Omit all images. Transcribe the rest of the material below exactly.

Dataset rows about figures
/---
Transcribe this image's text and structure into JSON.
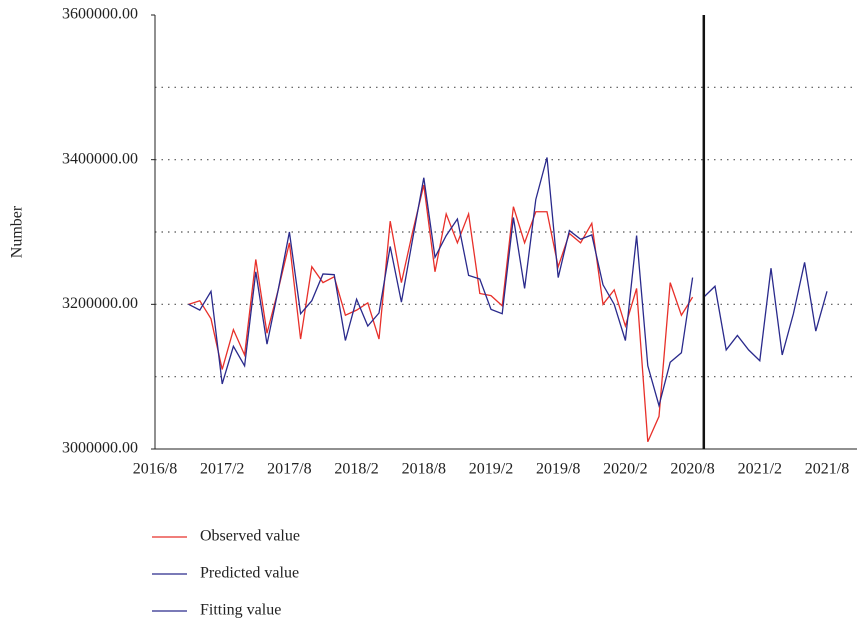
{
  "chart_data": {
    "type": "line",
    "ylabel": "Number",
    "xlim": [
      "2016/8",
      "2021/8"
    ],
    "xticks": [
      "2016/8",
      "2017/2",
      "2017/8",
      "2018/2",
      "2018/8",
      "2019/2",
      "2019/8",
      "2020/2",
      "2020/8",
      "2021/2",
      "2021/8"
    ],
    "ylim": [
      3000000,
      3600000
    ],
    "yticks": [
      {
        "value": 3000000,
        "label": "3000000.00"
      },
      {
        "value": 3200000,
        "label": "3200000.00"
      },
      {
        "value": 3400000,
        "label": "3400000.00"
      },
      {
        "value": 3600000,
        "label": "3600000.00"
      }
    ],
    "grid_lines": [
      3100000,
      3200000,
      3300000,
      3400000,
      3500000
    ],
    "vertical_line": "2020/9",
    "series": [
      {
        "name": "Observed value",
        "color": "#e8302a",
        "x": [
          "2016/11",
          "2016/12",
          "2017/1",
          "2017/2",
          "2017/3",
          "2017/4",
          "2017/5",
          "2017/6",
          "2017/7",
          "2017/8",
          "2017/9",
          "2017/10",
          "2017/11",
          "2017/12",
          "2018/1",
          "2018/2",
          "2018/3",
          "2018/4",
          "2018/5",
          "2018/6",
          "2018/7",
          "2018/8",
          "2018/9",
          "2018/10",
          "2018/11",
          "2018/12",
          "2019/1",
          "2019/2",
          "2019/3",
          "2019/4",
          "2019/5",
          "2019/6",
          "2019/7",
          "2019/8",
          "2019/9",
          "2019/10",
          "2019/11",
          "2019/12",
          "2020/1",
          "2020/2",
          "2020/3",
          "2020/4",
          "2020/5",
          "2020/6",
          "2020/7",
          "2020/8"
        ],
        "values": [
          3200000,
          3205000,
          3180000,
          3110000,
          3165000,
          3130000,
          3262000,
          3160000,
          3220000,
          3285000,
          3152000,
          3252000,
          3230000,
          3238000,
          3185000,
          3192000,
          3202000,
          3152000,
          3315000,
          3230000,
          3300000,
          3365000,
          3245000,
          3325000,
          3285000,
          3325000,
          3215000,
          3212000,
          3198000,
          3335000,
          3285000,
          3328000,
          3328000,
          3252000,
          3298000,
          3285000,
          3312000,
          3200000,
          3220000,
          3170000,
          3222000,
          3010000,
          3045000,
          3230000,
          3185000,
          3210000
        ]
      },
      {
        "name": "Predicted value",
        "color": "#2a2a8c",
        "x": [
          "2020/9",
          "2020/10",
          "2020/11",
          "2020/12",
          "2021/1",
          "2021/2",
          "2021/3",
          "2021/4",
          "2021/5",
          "2021/6",
          "2021/7",
          "2021/8"
        ],
        "values": [
          3210000,
          3225000,
          3137000,
          3157000,
          3137000,
          3122000,
          3250000,
          3130000,
          3187000,
          3258000,
          3163000,
          3218000
        ]
      },
      {
        "name": "Fitting value",
        "color": "#2a2a8c",
        "x": [
          "2016/11",
          "2016/12",
          "2017/1",
          "2017/2",
          "2017/3",
          "2017/4",
          "2017/5",
          "2017/6",
          "2017/7",
          "2017/8",
          "2017/9",
          "2017/10",
          "2017/11",
          "2017/12",
          "2018/1",
          "2018/2",
          "2018/3",
          "2018/4",
          "2018/5",
          "2018/6",
          "2018/7",
          "2018/8",
          "2018/9",
          "2018/10",
          "2018/11",
          "2018/12",
          "2019/1",
          "2019/2",
          "2019/3",
          "2019/4",
          "2019/5",
          "2019/6",
          "2019/7",
          "2019/8",
          "2019/9",
          "2019/10",
          "2019/11",
          "2019/12",
          "2020/1",
          "2020/2",
          "2020/3",
          "2020/4",
          "2020/5",
          "2020/6",
          "2020/7",
          "2020/8"
        ],
        "values": [
          3200000,
          3192000,
          3218000,
          3090000,
          3142000,
          3115000,
          3245000,
          3145000,
          3220000,
          3300000,
          3187000,
          3205000,
          3242000,
          3241000,
          3150000,
          3207000,
          3170000,
          3188000,
          3280000,
          3203000,
          3290000,
          3375000,
          3265000,
          3295000,
          3318000,
          3240000,
          3235000,
          3193000,
          3187000,
          3320000,
          3222000,
          3345000,
          3403000,
          3237000,
          3302000,
          3290000,
          3296000,
          3227000,
          3200000,
          3150000,
          3295000,
          3115000,
          3060000,
          3120000,
          3133000,
          3237000
        ]
      }
    ]
  }
}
\---
◆ **Response**
Transcribe this image's text and structure into JSON.
{
  "chart_data": {
    "type": "line",
    "ylabel": "Number",
    "xlim": [
      "2016/8",
      "2021/8"
    ],
    "xticks": [
      "2016/8",
      "2017/2",
      "2017/8",
      "2018/2",
      "2018/8",
      "2019/2",
      "2019/8",
      "2020/2",
      "2020/8",
      "2021/2",
      "2021/8"
    ],
    "ylim": [
      3000000,
      3600000
    ],
    "yticks": [
      {
        "value": 3000000,
        "label": "3000000.00"
      },
      {
        "value": 3200000,
        "label": "3200000.00"
      },
      {
        "value": 3400000,
        "label": "3400000.00"
      },
      {
        "value": 3600000,
        "label": "3600000.00"
      }
    ],
    "grid_lines": [
      3100000,
      3200000,
      3300000,
      3400000,
      3500000
    ],
    "vertical_line": "2020/9",
    "series": [
      {
        "name": "Observed value",
        "color": "#e8302a",
        "x": [
          "2016/11",
          "2016/12",
          "2017/1",
          "2017/2",
          "2017/3",
          "2017/4",
          "2017/5",
          "2017/6",
          "2017/7",
          "2017/8",
          "2017/9",
          "2017/10",
          "2017/11",
          "2017/12",
          "2018/1",
          "2018/2",
          "2018/3",
          "2018/4",
          "2018/5",
          "2018/6",
          "2018/7",
          "2018/8",
          "2018/9",
          "2018/10",
          "2018/11",
          "2018/12",
          "2019/1",
          "2019/2",
          "2019/3",
          "2019/4",
          "2019/5",
          "2019/6",
          "2019/7",
          "2019/8",
          "2019/9",
          "2019/10",
          "2019/11",
          "2019/12",
          "2020/1",
          "2020/2",
          "2020/3",
          "2020/4",
          "2020/5",
          "2020/6",
          "2020/7",
          "2020/8"
        ],
        "values": [
          3200000,
          3205000,
          3180000,
          3110000,
          3165000,
          3130000,
          3262000,
          3160000,
          3220000,
          3285000,
          3152000,
          3252000,
          3230000,
          3238000,
          3185000,
          3192000,
          3202000,
          3152000,
          3315000,
          3230000,
          3300000,
          3365000,
          3245000,
          3325000,
          3285000,
          3325000,
          3215000,
          3212000,
          3198000,
          3335000,
          3285000,
          3328000,
          3328000,
          3252000,
          3298000,
          3285000,
          3312000,
          3200000,
          3220000,
          3170000,
          3222000,
          3010000,
          3045000,
          3230000,
          3185000,
          3210000
        ]
      },
      {
        "name": "Predicted value",
        "color": "#2a2a8c",
        "x": [
          "2020/9",
          "2020/10",
          "2020/11",
          "2020/12",
          "2021/1",
          "2021/2",
          "2021/3",
          "2021/4",
          "2021/5",
          "2021/6",
          "2021/7",
          "2021/8"
        ],
        "values": [
          3210000,
          3225000,
          3137000,
          3157000,
          3137000,
          3122000,
          3250000,
          3130000,
          3187000,
          3258000,
          3163000,
          3218000
        ]
      },
      {
        "name": "Fitting value",
        "color": "#2a2a8c",
        "x": [
          "2016/11",
          "2016/12",
          "2017/1",
          "2017/2",
          "2017/3",
          "2017/4",
          "2017/5",
          "2017/6",
          "2017/7",
          "2017/8",
          "2017/9",
          "2017/10",
          "2017/11",
          "2017/12",
          "2018/1",
          "2018/2",
          "2018/3",
          "2018/4",
          "2018/5",
          "2018/6",
          "2018/7",
          "2018/8",
          "2018/9",
          "2018/10",
          "2018/11",
          "2018/12",
          "2019/1",
          "2019/2",
          "2019/3",
          "2019/4",
          "2019/5",
          "2019/6",
          "2019/7",
          "2019/8",
          "2019/9",
          "2019/10",
          "2019/11",
          "2019/12",
          "2020/1",
          "2020/2",
          "2020/3",
          "2020/4",
          "2020/5",
          "2020/6",
          "2020/7",
          "2020/8"
        ],
        "values": [
          3200000,
          3192000,
          3218000,
          3090000,
          3142000,
          3115000,
          3245000,
          3145000,
          3220000,
          3300000,
          3187000,
          3205000,
          3242000,
          3241000,
          3150000,
          3207000,
          3170000,
          3188000,
          3280000,
          3203000,
          3290000,
          3375000,
          3265000,
          3295000,
          3318000,
          3240000,
          3235000,
          3193000,
          3187000,
          3320000,
          3222000,
          3345000,
          3403000,
          3237000,
          3302000,
          3290000,
          3296000,
          3227000,
          3200000,
          3150000,
          3295000,
          3115000,
          3060000,
          3120000,
          3133000,
          3237000
        ]
      }
    ]
  }
}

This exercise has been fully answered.